David Croal Thomson was an art dealer and amateur artist. He married Alice Mary Halton in 1884. She died in 1928. The Thomsons had three sons and five daughters. In 1896 JW made a lithograph of Thomson's daughter, Little Evelyn (C.146), of whom he was fond.
From 1878 to 1896 Thomson was the director of the London branch of the French firm of art dealers Boussod, Valadon & Cie. The London branch, known as the Goupil Gallery, was located at 116-117 New Bond Street.
Thomson had a particular interest in Dutch art, the Barbizon school and the New English Art Club at a time when French and Dutch landscape painting was popular among Scottish collectors. He shared this interest with the dealer Alexander Reid, who worked for a time with Boussod, Valadon & Cie in Paris. Thomson also sought to promote the cause of Impressionism in Britain. However, a Monet exhibition he organised in 1889 was ill- attended. From 1892-1902, Thomson edited the Art Journal as well as contributing to the Studio, Magazine of Art, Scotsman and Encyclopaedia Britannica. He also published a number of works including The Barbizon School of Painters (1890), Corot (1892) and The Brothers Maris (1907). McLure Hamilton describes him as having 'won for himself a premier position among connoisseurs and writers on Art.'
Thomson was a great admirer of JW, whom he met in 1880. In 1891 JW entrusted him with the exhibition of Arrangement in Grey and Black, No. 2: Portrait of Thomas Carlyle (YMSM 137) in London before it left for Glasgow. In the 1890s he became JW's principal dealer, buying and selling considerable numbers of JW's paintings, watercolours, pastels, etchings and lithographs. Thomson was loyal and their dealings good natured. He wrote, 'I became convinced that all Mr Whistler's quarrels originated because the person concerned did not correctly understand and appreciate his work'. Thomson, who had himself studied drawing and painting, painted a number of nocturnes in the late 1870s that 'were the source of some interesting and good-humoured chaff' from JW.

--- The tasks ---
- A) Please set out the entries as a numbered list, from their first line through the line that contains "551, 1443, 653]", leaving out any blank lines.
- B) Continue the passage about the art dealer David Croal Thomson from where it stops.

--- Task data ---
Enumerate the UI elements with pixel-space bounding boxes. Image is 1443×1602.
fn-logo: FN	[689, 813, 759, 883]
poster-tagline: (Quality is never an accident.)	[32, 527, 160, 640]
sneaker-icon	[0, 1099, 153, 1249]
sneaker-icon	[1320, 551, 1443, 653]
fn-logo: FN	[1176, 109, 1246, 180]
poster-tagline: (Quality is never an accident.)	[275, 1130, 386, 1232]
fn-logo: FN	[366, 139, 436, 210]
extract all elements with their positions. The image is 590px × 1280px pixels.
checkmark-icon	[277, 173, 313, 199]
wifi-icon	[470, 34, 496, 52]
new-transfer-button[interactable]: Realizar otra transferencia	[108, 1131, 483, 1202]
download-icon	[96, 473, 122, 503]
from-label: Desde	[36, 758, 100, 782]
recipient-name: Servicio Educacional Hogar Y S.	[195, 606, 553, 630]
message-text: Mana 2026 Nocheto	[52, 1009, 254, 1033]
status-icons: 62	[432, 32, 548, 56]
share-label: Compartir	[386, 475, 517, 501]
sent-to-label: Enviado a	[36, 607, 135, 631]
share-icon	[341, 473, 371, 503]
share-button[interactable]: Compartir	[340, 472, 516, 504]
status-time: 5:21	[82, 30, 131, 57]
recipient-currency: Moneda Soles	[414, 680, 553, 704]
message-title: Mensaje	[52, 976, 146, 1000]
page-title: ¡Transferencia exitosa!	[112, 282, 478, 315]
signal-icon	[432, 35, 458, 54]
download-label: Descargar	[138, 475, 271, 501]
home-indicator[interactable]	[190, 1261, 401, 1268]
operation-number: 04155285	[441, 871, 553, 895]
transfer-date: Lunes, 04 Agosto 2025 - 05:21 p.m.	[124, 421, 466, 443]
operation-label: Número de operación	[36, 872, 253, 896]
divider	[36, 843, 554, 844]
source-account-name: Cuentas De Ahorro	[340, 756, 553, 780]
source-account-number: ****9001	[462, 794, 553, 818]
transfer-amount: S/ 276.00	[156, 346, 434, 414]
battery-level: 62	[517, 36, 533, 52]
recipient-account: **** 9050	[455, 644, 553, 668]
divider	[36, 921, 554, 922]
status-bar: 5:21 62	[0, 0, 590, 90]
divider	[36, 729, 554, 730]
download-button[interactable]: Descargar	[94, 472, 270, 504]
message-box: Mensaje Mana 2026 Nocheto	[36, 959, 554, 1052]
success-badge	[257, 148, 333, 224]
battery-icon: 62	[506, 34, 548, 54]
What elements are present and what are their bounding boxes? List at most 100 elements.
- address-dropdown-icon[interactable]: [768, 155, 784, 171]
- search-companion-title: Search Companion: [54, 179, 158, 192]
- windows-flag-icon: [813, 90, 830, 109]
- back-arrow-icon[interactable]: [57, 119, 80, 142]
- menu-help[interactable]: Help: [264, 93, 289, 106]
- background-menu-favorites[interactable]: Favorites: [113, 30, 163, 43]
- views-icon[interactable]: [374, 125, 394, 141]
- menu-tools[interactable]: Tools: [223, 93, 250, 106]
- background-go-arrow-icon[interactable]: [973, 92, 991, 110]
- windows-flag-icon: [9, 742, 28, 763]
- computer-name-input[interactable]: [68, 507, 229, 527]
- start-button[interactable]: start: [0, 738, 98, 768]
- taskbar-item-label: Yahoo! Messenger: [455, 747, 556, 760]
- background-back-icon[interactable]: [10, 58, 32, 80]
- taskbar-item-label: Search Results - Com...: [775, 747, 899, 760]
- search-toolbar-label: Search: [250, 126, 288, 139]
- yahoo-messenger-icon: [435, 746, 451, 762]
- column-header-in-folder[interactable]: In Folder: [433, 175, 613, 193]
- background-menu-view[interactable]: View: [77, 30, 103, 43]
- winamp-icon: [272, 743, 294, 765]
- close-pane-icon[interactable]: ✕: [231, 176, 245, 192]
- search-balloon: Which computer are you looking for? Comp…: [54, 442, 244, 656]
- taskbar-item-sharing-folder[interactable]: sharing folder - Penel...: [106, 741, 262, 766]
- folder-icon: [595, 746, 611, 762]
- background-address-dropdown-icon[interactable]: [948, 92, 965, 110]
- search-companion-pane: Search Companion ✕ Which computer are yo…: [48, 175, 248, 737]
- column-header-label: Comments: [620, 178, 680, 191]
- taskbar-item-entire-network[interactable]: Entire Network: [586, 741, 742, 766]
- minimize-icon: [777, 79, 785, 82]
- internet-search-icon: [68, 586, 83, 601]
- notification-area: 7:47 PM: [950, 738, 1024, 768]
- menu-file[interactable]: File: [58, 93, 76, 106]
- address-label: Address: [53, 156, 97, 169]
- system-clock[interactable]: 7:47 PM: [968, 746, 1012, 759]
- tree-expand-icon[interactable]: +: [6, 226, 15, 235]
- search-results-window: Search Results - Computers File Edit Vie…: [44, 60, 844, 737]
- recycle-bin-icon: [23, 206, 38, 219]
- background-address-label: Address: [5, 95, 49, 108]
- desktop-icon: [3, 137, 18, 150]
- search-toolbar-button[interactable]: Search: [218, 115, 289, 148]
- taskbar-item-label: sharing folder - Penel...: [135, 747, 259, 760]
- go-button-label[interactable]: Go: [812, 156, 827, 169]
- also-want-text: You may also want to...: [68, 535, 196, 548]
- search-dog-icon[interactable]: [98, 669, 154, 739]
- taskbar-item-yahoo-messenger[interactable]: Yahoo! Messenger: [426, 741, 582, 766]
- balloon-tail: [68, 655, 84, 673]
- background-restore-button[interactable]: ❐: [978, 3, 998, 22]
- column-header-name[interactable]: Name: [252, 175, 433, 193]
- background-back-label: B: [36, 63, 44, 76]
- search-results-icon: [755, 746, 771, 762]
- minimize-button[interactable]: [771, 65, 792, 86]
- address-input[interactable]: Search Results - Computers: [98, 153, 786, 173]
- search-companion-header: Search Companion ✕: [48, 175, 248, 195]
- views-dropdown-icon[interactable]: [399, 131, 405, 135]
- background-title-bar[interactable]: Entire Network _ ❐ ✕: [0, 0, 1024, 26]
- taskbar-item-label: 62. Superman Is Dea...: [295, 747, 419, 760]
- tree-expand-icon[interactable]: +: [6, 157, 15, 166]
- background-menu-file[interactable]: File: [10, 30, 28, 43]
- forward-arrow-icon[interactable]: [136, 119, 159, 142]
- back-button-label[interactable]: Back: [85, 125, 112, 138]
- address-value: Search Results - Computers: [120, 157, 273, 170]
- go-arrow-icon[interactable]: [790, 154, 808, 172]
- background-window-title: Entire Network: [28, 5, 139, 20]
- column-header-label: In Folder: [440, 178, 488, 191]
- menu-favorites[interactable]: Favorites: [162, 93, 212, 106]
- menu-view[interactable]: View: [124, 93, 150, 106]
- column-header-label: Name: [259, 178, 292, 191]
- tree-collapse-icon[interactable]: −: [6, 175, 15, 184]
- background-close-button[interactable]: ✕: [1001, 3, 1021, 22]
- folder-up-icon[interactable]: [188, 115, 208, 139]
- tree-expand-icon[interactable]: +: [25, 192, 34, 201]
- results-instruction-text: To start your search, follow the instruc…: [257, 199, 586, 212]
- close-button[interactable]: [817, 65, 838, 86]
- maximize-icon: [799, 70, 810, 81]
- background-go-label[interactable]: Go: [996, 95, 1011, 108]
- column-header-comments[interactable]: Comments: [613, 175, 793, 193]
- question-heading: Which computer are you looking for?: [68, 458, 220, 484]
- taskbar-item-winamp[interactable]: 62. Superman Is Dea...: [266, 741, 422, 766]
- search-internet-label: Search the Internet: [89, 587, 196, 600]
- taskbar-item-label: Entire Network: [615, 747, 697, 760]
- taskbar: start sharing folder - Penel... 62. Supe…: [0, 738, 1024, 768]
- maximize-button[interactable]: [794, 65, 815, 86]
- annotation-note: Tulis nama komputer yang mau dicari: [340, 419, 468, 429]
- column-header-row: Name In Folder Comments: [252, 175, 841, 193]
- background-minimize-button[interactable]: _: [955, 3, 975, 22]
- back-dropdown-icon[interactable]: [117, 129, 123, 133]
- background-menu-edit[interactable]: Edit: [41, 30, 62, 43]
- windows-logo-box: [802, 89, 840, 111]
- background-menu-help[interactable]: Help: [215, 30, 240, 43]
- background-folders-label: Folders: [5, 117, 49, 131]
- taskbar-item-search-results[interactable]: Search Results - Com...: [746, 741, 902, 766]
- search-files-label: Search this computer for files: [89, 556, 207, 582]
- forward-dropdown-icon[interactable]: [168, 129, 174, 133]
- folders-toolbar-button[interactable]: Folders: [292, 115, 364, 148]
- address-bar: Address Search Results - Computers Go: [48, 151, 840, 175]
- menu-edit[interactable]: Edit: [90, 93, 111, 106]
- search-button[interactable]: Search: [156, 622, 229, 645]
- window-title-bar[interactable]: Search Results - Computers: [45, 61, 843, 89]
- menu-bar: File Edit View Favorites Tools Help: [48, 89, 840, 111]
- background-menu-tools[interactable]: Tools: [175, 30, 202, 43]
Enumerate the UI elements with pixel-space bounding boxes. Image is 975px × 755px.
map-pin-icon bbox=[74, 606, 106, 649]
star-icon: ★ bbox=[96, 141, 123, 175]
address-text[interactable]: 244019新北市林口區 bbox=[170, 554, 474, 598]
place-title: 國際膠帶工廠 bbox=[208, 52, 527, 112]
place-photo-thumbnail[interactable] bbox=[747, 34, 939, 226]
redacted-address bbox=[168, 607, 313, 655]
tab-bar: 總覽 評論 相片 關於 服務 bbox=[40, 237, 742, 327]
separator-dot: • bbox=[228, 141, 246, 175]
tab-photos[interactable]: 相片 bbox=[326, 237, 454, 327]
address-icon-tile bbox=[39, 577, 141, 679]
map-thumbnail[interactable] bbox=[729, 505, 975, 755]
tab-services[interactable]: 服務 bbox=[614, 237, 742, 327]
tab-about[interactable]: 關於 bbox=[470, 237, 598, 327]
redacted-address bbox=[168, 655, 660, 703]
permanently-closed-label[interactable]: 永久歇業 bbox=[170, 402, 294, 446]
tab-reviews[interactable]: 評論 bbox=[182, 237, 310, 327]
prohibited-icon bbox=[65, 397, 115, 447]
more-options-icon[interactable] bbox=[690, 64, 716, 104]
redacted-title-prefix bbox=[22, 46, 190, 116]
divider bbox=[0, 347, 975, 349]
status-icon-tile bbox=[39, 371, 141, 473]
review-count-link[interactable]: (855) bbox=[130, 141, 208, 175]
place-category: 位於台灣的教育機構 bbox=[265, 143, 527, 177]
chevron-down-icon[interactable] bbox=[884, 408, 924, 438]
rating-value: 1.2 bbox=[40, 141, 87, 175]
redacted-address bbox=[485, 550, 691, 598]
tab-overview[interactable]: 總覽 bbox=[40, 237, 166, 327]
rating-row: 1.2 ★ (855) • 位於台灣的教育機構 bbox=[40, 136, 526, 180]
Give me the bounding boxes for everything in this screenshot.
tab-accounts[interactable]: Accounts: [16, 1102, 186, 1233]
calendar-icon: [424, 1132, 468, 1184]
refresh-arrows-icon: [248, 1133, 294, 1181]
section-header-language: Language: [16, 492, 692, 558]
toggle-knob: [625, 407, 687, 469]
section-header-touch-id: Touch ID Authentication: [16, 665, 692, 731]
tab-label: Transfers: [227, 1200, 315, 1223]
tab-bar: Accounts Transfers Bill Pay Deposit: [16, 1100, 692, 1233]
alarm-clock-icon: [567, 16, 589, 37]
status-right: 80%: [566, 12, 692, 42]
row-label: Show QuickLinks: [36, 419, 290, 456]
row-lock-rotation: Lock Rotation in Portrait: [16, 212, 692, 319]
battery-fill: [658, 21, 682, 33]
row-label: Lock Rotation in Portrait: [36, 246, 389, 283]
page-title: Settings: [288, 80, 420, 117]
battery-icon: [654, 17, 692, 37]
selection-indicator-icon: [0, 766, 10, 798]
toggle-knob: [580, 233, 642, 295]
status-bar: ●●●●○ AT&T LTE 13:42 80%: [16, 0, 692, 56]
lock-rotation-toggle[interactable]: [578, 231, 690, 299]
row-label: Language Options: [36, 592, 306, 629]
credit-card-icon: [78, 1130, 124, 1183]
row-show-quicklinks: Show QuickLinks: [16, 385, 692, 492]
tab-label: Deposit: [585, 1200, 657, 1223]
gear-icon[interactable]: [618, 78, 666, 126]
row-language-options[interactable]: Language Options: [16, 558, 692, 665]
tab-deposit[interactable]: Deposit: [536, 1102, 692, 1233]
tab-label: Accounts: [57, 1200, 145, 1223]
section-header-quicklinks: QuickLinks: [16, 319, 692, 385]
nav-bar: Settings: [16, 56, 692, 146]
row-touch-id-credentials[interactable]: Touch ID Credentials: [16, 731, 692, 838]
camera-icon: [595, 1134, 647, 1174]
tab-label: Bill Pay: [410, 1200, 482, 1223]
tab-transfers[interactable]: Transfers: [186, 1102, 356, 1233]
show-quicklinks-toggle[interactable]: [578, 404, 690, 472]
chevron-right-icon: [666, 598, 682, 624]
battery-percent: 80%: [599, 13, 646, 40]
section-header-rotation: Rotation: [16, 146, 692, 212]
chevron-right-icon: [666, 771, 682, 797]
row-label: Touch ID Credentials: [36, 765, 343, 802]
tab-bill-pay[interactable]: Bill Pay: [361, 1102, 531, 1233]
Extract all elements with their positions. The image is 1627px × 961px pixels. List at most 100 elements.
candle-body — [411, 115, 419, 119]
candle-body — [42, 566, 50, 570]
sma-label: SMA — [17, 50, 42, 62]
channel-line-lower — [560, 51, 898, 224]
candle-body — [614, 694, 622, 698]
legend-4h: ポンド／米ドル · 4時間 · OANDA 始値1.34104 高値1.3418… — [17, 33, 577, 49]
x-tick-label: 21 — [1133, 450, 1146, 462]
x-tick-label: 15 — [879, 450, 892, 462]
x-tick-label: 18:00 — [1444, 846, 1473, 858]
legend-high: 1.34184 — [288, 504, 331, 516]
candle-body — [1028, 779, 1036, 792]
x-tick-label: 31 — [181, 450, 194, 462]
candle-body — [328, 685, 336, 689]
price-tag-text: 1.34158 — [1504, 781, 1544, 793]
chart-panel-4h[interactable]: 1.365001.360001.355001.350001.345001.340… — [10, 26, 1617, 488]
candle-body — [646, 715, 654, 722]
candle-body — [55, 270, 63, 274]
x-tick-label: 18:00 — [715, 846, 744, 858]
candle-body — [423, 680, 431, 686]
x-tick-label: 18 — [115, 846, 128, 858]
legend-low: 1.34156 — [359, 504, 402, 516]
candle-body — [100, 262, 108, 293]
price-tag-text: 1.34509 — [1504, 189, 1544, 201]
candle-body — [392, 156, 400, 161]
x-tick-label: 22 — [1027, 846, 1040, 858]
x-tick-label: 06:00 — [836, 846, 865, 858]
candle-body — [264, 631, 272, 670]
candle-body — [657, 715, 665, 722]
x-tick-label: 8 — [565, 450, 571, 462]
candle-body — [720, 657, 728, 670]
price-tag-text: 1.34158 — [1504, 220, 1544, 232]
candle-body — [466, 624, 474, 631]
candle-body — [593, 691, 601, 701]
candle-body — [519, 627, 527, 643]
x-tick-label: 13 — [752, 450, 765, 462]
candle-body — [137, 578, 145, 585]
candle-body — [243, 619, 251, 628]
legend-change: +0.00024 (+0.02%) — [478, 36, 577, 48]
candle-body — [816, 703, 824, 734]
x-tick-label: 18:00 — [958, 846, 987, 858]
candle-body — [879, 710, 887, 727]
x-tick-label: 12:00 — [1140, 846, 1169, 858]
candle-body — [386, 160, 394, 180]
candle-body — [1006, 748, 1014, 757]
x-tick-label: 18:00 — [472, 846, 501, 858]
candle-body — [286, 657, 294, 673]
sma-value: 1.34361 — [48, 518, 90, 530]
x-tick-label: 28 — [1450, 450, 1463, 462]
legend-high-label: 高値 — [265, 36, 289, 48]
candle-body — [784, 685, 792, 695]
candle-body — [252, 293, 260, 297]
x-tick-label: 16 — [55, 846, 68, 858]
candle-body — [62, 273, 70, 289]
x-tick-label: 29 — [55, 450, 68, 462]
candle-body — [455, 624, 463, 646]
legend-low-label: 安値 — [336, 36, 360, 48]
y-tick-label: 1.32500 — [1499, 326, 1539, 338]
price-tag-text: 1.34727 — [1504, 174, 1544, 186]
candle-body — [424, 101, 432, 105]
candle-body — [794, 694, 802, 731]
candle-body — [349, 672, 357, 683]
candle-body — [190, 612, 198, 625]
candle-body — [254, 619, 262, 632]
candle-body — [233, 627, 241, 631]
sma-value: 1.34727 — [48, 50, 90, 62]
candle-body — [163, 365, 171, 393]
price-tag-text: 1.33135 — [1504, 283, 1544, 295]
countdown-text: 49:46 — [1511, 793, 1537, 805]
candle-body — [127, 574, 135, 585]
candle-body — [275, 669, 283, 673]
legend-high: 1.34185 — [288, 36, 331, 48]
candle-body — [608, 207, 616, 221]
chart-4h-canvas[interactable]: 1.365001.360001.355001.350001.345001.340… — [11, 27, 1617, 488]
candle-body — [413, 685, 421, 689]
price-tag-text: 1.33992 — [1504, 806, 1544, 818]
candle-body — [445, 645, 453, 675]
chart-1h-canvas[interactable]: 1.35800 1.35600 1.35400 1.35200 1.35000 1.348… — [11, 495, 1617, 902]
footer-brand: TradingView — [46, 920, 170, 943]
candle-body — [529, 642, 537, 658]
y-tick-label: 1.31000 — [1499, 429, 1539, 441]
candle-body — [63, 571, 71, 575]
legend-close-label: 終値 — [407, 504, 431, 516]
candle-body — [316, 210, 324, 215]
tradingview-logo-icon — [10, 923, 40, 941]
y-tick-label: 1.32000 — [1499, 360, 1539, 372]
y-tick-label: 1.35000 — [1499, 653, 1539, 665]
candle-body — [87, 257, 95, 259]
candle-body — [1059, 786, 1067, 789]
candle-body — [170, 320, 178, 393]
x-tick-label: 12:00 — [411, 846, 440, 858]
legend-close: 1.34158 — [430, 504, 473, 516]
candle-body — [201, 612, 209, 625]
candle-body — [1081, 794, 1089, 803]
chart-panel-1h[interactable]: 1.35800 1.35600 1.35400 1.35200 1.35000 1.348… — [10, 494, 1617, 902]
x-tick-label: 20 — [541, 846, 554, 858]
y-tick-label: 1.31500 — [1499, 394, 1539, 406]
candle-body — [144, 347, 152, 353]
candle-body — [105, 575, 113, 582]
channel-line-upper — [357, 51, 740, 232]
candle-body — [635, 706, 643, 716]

--- Solved tasks ---
- A)
1. Enumerate the UI elements with pixel-space bounding boxes. Image is 1443×1602.
2. fn-logo: FN	[689, 813, 759, 883]
3. poster-tagline: (Quality is never an accident.)	[32, 527, 160, 640]
4. sneaker-icon	[0, 1099, 153, 1249]
5. sneaker-icon	[1320, 551, 1443, 653]

- B)
Thomson played an instrumental role in the sale of JW's Arrangement in Grey and Black: Portrait of the Painter's Mother (YMSM 101) to the Musée du Luxembourg in 1891. In March 1892 the Goupil Gallery held a very successful retrospective of JW's work Nocturnes, Marines and Chevalet Pieces. JW called it 'my heroic kick in Bond Street'. The two men were in correspondence from 1881 until 1902.
Thomson, D. C., 'New Pictures by Mr Whistler', Art Journal, January 1897, pp. 10-11; Thomson, D. C., 'James Abbott McNeill Whistler: Some Personal Recollections', Art Journal, September 1903, pp. 265-68; Thomson, D. C., 'Whistler and his London Exhibitions', Art Journal, April 1905, pp. 107-11; Thomson, D. C., 'The Late George McCulloch', Art Journal, February 1908, pp. 43-44; Thomson, D. C., Barbizon House: An Illustrated Record, London, 1919 - also 1924, 1927 and 1928.
Pennell, Elizabeth Robins, and Joseph Pennell, The Life of James McNeill Whistler, 2 vols, London and Philadelphia, 1908; Hamilton, John McLure, Men I Have Painted, London, 1921; Young, Andrew McLaren, Margaret F. MacDonald, Robin Spencer and Hamish Miles, The Paintings of James McNeill Whistler, New Haven and London, 1980; Houfe, Simon, 'David Croal Thomson, Whistler's Aide-de-camp', Apollo, vol. 119, 1984, pp. 112-19; Who was who: a cumulated index, 1897-1990, London, 1991; MacDonald, Margaret F., James McNeill Whistler. Drawings, Pastels and Watercolours. A Catalogue Raisonné, New Haven and London, 1995; Whiteley, Linda, 'Boussod, Valadon et Cie', The Grove Dictionary of Art Online, ed. L. Macy, http://www.groveart.com (accessed 10 July 2002).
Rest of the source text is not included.